Data records:
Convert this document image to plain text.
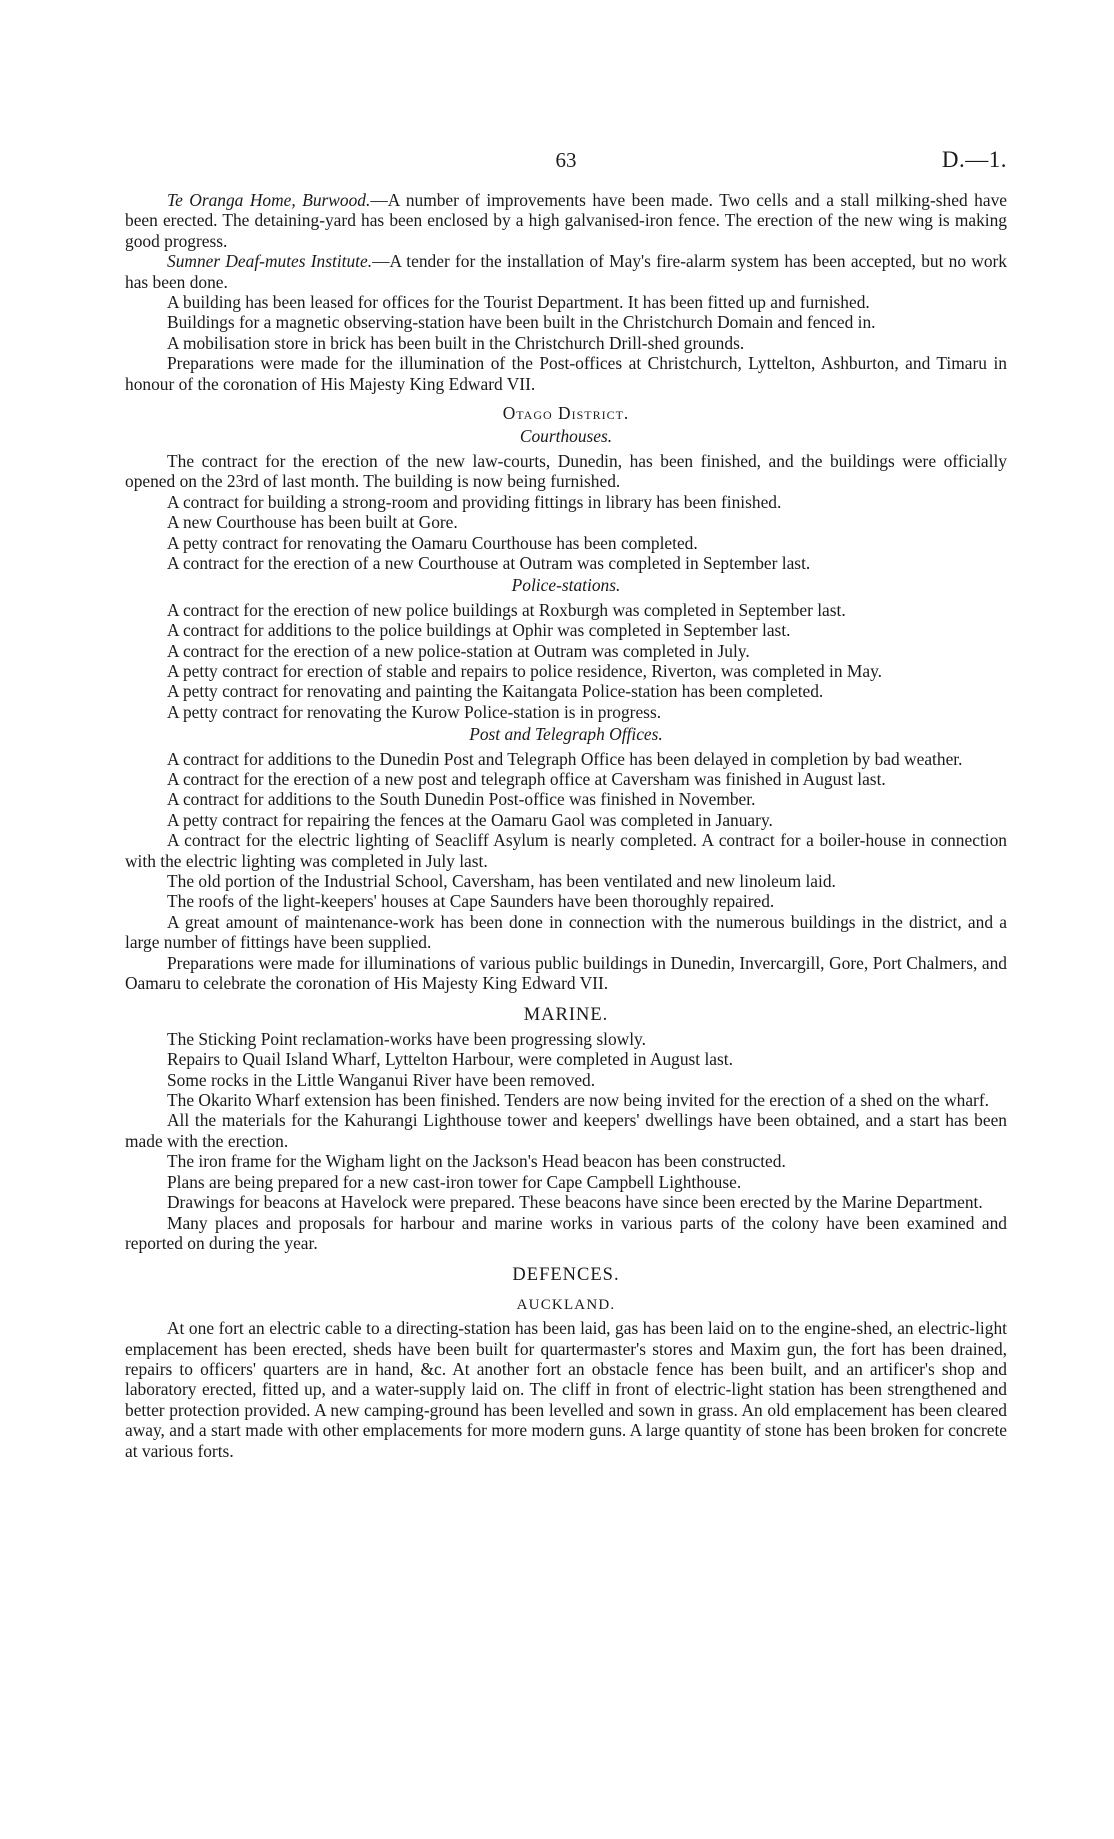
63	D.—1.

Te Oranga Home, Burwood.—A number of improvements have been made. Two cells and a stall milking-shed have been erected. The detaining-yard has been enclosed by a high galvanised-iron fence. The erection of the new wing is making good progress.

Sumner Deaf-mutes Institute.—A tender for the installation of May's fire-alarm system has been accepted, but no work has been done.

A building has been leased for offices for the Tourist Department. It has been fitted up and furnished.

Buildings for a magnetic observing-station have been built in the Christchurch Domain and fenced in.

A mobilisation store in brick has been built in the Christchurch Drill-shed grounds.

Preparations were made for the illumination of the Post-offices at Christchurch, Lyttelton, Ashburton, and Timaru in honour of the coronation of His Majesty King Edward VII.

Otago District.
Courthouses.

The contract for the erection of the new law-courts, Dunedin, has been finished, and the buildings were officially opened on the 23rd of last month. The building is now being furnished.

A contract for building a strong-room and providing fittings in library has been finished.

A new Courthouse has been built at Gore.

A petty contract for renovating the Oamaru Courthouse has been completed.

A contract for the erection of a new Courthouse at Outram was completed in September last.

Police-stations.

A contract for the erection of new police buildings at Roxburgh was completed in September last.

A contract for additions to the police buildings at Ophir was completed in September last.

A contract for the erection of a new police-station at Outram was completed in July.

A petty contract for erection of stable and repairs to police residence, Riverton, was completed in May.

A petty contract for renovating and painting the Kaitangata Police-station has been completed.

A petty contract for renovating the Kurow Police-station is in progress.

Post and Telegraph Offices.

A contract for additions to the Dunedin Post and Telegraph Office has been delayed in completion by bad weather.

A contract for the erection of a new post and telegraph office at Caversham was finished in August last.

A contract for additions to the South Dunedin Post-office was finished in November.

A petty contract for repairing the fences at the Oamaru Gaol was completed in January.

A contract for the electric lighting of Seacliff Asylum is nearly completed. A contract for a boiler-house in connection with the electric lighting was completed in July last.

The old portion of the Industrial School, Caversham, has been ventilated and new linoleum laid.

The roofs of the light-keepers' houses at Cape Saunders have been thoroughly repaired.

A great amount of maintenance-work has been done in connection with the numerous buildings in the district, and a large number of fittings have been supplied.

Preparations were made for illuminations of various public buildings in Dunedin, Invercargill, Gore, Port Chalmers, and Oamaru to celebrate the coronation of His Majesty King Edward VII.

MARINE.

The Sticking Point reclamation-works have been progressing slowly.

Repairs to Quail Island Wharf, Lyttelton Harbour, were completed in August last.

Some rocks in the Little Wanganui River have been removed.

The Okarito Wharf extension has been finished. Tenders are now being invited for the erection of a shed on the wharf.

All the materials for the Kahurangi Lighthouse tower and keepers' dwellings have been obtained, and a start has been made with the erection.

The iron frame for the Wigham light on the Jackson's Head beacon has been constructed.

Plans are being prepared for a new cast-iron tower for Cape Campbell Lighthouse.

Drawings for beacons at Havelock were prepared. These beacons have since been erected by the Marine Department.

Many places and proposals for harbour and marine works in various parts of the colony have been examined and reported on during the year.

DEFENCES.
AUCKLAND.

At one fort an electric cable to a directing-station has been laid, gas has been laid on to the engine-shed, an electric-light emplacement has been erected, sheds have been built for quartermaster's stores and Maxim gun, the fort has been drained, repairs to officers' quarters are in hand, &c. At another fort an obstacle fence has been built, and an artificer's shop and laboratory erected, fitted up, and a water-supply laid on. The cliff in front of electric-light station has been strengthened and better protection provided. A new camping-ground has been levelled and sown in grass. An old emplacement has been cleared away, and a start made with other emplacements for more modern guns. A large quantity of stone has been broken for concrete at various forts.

...

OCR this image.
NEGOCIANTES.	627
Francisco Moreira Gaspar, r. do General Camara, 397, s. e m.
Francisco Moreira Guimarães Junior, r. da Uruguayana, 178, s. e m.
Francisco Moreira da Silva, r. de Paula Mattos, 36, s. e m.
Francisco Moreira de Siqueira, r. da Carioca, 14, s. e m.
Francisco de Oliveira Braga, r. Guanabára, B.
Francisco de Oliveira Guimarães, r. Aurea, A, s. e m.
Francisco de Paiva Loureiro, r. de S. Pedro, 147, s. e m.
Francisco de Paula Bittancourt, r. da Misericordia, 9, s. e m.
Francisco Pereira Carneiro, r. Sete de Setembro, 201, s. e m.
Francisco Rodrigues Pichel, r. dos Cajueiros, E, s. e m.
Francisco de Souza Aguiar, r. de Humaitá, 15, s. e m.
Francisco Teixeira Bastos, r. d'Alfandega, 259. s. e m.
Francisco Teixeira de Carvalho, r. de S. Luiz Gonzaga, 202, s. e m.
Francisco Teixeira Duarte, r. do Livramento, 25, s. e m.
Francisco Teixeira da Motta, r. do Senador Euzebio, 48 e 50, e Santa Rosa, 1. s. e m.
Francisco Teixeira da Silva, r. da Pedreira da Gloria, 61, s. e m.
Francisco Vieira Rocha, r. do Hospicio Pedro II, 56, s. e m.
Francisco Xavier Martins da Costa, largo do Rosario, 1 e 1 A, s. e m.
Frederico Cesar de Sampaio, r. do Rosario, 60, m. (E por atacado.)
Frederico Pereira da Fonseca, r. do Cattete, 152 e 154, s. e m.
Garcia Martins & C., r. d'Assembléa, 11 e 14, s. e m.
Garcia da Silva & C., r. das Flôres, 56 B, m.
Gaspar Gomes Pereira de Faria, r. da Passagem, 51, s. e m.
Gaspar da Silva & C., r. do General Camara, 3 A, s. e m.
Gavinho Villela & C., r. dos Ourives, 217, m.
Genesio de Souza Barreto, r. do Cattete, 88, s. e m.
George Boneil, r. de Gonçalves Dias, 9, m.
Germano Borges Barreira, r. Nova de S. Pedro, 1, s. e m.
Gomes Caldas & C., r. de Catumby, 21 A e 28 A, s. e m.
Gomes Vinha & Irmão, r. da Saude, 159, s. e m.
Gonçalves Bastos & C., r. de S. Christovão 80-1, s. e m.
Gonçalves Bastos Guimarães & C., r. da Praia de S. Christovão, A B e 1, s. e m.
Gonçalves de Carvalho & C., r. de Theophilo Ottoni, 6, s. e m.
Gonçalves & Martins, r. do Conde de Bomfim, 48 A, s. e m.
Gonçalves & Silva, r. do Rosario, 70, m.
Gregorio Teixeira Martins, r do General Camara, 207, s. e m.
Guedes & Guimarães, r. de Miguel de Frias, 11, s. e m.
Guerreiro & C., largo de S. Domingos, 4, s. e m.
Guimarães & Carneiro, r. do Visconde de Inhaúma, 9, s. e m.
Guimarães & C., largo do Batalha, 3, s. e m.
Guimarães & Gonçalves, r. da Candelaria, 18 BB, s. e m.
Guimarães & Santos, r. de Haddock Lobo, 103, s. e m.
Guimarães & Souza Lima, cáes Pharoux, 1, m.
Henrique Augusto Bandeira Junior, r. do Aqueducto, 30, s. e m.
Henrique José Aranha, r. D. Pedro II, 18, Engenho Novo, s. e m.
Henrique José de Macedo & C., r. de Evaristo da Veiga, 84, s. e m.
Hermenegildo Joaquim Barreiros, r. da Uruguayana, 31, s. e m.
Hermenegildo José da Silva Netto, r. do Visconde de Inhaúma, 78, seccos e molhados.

* _Task brief_:
Wherever a line in the data above holds the word "Caversham", copy that line.

* _Solution to this exercise_:
A contract for the erection of a new post and telegraph office at Caversham was finished in August last.
The old portion of the Industrial School, Caversham, has been ventilated and new linoleum laid.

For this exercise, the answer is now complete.